[Item position entries]
## start

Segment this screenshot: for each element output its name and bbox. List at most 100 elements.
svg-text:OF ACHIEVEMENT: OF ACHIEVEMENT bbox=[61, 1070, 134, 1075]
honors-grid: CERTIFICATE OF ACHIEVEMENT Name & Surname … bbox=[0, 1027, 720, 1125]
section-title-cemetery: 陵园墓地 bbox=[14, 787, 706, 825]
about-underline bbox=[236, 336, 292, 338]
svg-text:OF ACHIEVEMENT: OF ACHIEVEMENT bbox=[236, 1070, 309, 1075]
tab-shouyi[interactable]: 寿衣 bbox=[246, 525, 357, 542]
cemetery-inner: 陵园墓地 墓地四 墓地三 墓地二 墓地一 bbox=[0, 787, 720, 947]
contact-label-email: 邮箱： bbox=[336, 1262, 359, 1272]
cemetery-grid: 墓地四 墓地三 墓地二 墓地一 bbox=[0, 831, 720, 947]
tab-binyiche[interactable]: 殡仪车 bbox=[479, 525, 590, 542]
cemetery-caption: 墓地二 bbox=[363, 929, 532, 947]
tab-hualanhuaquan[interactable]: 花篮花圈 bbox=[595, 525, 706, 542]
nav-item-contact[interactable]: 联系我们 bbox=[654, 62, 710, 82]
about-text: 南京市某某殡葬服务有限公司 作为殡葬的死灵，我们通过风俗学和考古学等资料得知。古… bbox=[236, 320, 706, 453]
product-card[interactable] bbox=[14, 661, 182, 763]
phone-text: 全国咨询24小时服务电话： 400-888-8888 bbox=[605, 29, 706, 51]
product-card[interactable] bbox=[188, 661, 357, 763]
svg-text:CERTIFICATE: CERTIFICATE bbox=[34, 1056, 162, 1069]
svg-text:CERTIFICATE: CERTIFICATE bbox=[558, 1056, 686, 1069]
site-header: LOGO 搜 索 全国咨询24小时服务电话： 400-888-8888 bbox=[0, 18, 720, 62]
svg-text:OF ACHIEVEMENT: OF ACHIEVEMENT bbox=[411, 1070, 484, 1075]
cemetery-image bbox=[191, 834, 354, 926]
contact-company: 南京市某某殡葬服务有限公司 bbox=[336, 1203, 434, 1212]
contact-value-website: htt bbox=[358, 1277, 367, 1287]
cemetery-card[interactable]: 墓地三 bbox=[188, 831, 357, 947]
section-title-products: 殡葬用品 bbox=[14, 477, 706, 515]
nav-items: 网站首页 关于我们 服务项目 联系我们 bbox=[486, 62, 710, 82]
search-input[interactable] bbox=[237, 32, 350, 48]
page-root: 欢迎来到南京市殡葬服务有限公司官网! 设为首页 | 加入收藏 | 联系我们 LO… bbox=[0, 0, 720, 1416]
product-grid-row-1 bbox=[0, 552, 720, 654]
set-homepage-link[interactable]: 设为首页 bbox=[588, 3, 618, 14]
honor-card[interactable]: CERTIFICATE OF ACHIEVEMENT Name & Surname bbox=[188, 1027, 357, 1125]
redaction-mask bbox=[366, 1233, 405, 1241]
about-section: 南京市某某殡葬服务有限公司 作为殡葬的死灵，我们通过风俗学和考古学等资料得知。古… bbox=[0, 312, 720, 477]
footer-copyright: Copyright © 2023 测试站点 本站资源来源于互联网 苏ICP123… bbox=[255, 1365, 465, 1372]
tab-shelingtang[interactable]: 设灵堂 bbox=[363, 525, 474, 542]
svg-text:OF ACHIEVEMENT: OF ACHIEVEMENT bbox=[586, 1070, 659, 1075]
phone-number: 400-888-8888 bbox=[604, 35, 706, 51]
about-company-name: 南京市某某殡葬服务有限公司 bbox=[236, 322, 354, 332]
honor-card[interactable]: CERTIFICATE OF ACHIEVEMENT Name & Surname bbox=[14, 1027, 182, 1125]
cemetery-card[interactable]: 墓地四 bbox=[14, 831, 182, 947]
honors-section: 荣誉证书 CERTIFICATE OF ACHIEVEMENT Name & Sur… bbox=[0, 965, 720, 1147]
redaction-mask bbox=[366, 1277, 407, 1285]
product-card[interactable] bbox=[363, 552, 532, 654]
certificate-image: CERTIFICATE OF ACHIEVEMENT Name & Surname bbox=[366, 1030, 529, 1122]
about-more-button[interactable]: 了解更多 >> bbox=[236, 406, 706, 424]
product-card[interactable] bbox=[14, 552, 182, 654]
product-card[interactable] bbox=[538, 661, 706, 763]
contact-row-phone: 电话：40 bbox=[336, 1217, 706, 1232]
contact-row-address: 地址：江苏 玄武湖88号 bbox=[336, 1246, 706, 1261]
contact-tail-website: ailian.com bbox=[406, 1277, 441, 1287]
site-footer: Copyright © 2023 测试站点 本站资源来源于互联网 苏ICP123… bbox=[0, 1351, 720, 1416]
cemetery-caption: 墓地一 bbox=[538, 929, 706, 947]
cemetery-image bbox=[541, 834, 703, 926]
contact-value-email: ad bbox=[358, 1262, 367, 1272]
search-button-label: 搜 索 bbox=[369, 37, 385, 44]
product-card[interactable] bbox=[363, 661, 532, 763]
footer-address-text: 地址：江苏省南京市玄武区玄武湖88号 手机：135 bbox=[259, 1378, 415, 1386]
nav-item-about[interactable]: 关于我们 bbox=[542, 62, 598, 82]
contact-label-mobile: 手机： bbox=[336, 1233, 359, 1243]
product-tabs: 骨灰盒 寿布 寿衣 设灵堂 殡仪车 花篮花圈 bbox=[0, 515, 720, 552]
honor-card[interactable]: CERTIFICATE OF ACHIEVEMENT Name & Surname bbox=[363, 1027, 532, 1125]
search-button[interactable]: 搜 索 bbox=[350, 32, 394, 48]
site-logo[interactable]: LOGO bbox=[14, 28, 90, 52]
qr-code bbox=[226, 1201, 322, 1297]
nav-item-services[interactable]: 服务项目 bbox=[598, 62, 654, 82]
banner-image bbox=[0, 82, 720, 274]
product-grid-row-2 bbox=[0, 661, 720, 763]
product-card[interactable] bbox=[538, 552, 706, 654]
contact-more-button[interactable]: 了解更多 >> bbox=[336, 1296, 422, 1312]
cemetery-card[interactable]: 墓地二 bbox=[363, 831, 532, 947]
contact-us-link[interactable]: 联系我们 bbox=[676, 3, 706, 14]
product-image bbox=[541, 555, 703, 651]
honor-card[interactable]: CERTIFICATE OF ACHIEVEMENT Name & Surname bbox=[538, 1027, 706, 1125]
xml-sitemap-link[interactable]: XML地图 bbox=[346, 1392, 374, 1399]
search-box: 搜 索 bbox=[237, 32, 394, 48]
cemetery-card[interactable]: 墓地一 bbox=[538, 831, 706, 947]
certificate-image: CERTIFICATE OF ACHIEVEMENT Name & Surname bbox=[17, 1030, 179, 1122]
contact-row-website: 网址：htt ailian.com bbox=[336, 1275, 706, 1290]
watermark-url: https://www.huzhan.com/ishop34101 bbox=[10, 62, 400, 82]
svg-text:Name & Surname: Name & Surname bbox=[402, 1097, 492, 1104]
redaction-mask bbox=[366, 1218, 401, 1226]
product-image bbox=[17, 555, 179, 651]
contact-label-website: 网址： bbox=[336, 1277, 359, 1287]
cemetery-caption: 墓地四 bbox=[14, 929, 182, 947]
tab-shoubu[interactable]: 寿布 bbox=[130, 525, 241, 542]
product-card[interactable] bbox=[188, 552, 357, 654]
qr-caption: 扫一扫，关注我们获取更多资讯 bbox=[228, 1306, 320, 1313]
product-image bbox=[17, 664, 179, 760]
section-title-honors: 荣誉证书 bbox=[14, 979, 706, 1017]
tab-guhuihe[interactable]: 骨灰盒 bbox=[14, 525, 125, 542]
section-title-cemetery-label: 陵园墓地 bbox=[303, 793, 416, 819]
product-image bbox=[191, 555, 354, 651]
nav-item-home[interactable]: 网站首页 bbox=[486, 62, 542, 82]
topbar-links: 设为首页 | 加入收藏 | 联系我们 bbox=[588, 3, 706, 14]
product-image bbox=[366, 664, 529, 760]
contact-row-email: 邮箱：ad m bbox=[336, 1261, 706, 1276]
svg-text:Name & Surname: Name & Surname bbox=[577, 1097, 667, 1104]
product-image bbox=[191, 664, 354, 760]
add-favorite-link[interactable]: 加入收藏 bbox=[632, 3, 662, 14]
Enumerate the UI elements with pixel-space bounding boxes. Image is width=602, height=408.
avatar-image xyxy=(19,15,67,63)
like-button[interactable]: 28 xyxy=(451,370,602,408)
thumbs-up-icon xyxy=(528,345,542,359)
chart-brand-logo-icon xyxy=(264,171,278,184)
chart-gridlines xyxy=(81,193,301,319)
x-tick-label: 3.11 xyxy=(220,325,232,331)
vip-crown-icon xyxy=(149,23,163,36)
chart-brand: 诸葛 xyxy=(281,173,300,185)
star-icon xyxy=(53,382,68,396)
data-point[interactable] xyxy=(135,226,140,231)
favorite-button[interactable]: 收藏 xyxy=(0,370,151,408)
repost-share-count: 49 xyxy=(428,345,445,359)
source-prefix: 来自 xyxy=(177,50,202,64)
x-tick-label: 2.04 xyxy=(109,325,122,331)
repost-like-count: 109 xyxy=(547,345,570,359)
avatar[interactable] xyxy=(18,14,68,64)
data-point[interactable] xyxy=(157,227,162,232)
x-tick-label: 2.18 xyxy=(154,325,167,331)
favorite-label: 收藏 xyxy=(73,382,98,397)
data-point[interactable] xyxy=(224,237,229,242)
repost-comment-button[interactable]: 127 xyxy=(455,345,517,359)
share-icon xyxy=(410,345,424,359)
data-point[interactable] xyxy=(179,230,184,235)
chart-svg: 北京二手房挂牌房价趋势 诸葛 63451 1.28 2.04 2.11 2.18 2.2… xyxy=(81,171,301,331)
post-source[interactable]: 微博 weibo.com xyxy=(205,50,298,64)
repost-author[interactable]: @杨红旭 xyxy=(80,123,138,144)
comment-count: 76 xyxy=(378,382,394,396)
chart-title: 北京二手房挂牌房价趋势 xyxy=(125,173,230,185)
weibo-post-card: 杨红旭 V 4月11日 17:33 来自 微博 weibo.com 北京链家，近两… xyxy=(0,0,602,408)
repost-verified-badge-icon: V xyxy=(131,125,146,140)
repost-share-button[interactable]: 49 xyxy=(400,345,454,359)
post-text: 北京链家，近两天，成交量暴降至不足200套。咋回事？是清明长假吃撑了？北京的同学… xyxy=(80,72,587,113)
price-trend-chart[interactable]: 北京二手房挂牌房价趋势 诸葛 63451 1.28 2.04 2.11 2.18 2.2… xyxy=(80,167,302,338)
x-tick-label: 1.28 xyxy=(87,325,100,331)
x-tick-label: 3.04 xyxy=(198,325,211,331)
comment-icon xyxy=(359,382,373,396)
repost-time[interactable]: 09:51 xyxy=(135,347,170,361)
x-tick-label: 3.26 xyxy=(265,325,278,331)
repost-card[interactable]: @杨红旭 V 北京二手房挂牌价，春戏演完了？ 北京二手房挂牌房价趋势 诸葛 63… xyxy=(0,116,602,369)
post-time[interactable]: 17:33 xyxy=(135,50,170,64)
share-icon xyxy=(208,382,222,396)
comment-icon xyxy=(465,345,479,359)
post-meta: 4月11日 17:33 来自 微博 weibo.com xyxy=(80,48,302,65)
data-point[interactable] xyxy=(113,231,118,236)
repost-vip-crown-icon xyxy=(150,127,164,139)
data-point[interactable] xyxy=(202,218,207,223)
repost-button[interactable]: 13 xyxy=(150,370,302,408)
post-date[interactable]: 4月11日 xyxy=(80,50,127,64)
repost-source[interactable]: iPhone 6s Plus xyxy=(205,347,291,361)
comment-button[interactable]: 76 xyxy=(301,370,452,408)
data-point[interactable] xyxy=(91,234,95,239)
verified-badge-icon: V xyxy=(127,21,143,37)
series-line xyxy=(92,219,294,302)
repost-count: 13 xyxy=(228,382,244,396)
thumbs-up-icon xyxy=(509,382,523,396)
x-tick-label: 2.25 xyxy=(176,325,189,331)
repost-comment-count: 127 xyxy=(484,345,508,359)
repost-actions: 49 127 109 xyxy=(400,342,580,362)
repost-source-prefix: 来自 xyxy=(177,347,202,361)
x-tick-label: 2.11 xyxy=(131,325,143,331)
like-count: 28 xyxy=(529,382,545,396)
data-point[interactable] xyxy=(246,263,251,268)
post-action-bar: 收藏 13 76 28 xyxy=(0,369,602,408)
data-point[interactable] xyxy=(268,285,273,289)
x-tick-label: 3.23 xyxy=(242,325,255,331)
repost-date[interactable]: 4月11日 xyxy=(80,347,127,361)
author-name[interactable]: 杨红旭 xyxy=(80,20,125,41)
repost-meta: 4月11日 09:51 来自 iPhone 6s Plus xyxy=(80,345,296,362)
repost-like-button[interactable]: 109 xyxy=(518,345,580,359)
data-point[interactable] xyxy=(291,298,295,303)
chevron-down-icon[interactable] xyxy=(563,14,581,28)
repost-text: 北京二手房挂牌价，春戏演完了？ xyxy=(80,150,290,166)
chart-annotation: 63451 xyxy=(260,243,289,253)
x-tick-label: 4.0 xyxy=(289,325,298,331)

## end

## Short task
Please repeat everything in the material from its start down to the line that contains "about-underline bbox=[236, 336, 292, 338]", including both of those lines.

## Response
Segment this screenshot: for each element output its name and bbox. List at most 100 elements.
svg-text:OF ACHIEVEMENT: OF ACHIEVEMENT bbox=[61, 1070, 134, 1075]
honors-grid: CERTIFICATE OF ACHIEVEMENT Name & Surname … bbox=[0, 1027, 720, 1125]
section-title-cemetery: 陵园墓地 bbox=[14, 787, 706, 825]
about-underline bbox=[236, 336, 292, 338]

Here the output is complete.